— START OF Data records —

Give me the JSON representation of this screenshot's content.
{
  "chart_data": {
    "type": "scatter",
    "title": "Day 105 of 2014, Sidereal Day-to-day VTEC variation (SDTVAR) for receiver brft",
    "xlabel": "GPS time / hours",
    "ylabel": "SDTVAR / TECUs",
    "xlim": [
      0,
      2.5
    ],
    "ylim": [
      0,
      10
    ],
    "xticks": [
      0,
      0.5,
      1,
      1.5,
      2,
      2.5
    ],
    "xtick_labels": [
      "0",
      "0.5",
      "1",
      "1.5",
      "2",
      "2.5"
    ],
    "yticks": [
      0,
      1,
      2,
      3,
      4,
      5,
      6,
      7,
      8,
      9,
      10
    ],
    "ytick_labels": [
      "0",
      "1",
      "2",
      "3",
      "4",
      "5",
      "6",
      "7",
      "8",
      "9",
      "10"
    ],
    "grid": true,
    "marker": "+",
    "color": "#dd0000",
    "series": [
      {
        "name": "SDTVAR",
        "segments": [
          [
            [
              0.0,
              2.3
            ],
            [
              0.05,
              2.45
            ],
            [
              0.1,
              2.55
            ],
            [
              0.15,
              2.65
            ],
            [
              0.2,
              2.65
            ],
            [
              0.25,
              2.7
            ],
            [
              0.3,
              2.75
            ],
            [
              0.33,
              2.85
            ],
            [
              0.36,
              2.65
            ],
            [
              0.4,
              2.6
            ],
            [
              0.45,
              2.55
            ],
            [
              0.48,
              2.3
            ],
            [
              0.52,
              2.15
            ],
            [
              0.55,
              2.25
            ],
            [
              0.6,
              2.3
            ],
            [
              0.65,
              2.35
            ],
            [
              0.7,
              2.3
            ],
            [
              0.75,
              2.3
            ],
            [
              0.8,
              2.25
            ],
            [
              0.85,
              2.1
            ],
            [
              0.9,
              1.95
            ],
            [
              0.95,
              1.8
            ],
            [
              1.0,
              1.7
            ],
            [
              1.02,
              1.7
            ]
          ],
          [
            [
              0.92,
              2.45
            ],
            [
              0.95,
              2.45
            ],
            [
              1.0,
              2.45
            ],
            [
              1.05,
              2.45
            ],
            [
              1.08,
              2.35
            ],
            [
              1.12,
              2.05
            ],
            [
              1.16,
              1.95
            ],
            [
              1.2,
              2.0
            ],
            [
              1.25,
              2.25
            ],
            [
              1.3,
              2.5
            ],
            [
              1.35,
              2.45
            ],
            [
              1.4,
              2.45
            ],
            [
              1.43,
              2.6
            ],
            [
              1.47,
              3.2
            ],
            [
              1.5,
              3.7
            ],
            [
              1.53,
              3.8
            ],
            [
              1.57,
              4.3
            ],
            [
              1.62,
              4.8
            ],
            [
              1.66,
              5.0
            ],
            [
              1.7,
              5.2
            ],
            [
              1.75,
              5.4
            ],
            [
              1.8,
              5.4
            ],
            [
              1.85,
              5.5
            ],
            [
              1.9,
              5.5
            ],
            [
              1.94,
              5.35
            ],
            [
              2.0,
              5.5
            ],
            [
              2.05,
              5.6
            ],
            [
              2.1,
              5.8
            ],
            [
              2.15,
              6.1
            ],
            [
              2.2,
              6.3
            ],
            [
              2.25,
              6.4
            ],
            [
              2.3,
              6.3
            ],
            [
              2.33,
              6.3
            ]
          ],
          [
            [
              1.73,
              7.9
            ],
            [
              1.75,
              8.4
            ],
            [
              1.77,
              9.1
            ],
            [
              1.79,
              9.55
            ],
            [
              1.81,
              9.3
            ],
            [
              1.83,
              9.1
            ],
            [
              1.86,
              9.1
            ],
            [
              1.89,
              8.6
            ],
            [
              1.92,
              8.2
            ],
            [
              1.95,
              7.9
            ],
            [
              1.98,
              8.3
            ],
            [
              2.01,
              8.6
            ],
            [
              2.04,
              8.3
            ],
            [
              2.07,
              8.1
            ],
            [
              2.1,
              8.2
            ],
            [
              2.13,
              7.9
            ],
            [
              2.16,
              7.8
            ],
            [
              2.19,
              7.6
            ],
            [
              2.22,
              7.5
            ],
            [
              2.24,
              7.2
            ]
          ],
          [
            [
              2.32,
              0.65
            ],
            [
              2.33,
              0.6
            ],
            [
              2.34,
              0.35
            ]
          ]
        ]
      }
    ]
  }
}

— END OF Data records —

■ Task instructions: Repeat all entries. Match them exactly.

■ Full response:
Give me the JSON representation of this screenshot's content.
{
  "chart_data": {
    "type": "scatter",
    "title": "Day 105 of 2014, Sidereal Day-to-day VTEC variation (SDTVAR) for receiver brft",
    "xlabel": "GPS time / hours",
    "ylabel": "SDTVAR / TECUs",
    "xlim": [
      0,
      2.5
    ],
    "ylim": [
      0,
      10
    ],
    "xticks": [
      0,
      0.5,
      1,
      1.5,
      2,
      2.5
    ],
    "xtick_labels": [
      "0",
      "0.5",
      "1",
      "1.5",
      "2",
      "2.5"
    ],
    "yticks": [
      0,
      1,
      2,
      3,
      4,
      5,
      6,
      7,
      8,
      9,
      10
    ],
    "ytick_labels": [
      "0",
      "1",
      "2",
      "3",
      "4",
      "5",
      "6",
      "7",
      "8",
      "9",
      "10"
    ],
    "grid": true,
    "marker": "+",
    "color": "#dd0000",
    "series": [
      {
        "name": "SDTVAR",
        "segments": [
          [
            [
              0.0,
              2.3
            ],
            [
              0.05,
              2.45
            ],
            [
              0.1,
              2.55
            ],
            [
              0.15,
              2.65
            ],
            [
              0.2,
              2.65
            ],
            [
              0.25,
              2.7
            ],
            [
              0.3,
              2.75
            ],
            [
              0.33,
              2.85
            ],
            [
              0.36,
              2.65
            ],
            [
              0.4,
              2.6
            ],
            [
              0.45,
              2.55
            ],
            [
              0.48,
              2.3
            ],
            [
              0.52,
              2.15
            ],
            [
              0.55,
              2.25
            ],
            [
              0.6,
              2.3
            ],
            [
              0.65,
              2.35
            ],
            [
              0.7,
              2.3
            ],
            [
              0.75,
              2.3
            ],
            [
              0.8,
              2.25
            ],
            [
              0.85,
              2.1
            ],
            [
              0.9,
              1.95
            ],
            [
              0.95,
              1.8
            ],
            [
              1.0,
              1.7
            ],
            [
              1.02,
              1.7
            ]
          ],
          [
            [
              0.92,
              2.45
            ],
            [
              0.95,
              2.45
            ],
            [
              1.0,
              2.45
            ],
            [
              1.05,
              2.45
            ],
            [
              1.08,
              2.35
            ],
            [
              1.12,
              2.05
            ],
            [
              1.16,
              1.95
            ],
            [
              1.2,
              2.0
            ],
            [
              1.25,
              2.25
            ],
            [
              1.3,
              2.5
            ],
            [
              1.35,
              2.45
            ],
            [
              1.4,
              2.45
            ],
            [
              1.43,
              2.6
            ],
            [
              1.47,
              3.2
            ],
            [
              1.5,
              3.7
            ],
            [
              1.53,
              3.8
            ],
            [
              1.57,
              4.3
            ],
            [
              1.62,
              4.8
            ],
            [
              1.66,
              5.0
            ],
            [
              1.7,
              5.2
            ],
            [
              1.75,
              5.4
            ],
            [
              1.8,
              5.4
            ],
            [
              1.85,
              5.5
            ],
            [
              1.9,
              5.5
            ],
            [
              1.94,
              5.35
            ],
            [
              2.0,
              5.5
            ],
            [
              2.05,
              5.6
            ],
            [
              2.1,
              5.8
            ],
            [
              2.15,
              6.1
            ],
            [
              2.2,
              6.3
            ],
            [
              2.25,
              6.4
            ],
            [
              2.3,
              6.3
            ],
            [
              2.33,
              6.3
            ]
          ],
          [
            [
              1.73,
              7.9
            ],
            [
              1.75,
              8.4
            ],
            [
              1.77,
              9.1
            ],
            [
              1.79,
              9.55
            ],
            [
              1.81,
              9.3
            ],
            [
              1.83,
              9.1
            ],
            [
              1.86,
              9.1
            ],
            [
              1.89,
              8.6
            ],
            [
              1.92,
              8.2
            ],
            [
              1.95,
              7.9
            ],
            [
              1.98,
              8.3
            ],
            [
              2.01,
              8.6
            ],
            [
              2.04,
              8.3
            ],
            [
              2.07,
              8.1
            ],
            [
              2.1,
              8.2
            ],
            [
              2.13,
              7.9
            ],
            [
              2.16,
              7.8
            ],
            [
              2.19,
              7.6
            ],
            [
              2.22,
              7.5
            ],
            [
              2.24,
              7.2
            ]
          ],
          [
            [
              2.32,
              0.65
            ],
            [
              2.33,
              0.6
            ],
            [
              2.34,
              0.35
            ]
          ]
        ]
      }
    ]
  }
}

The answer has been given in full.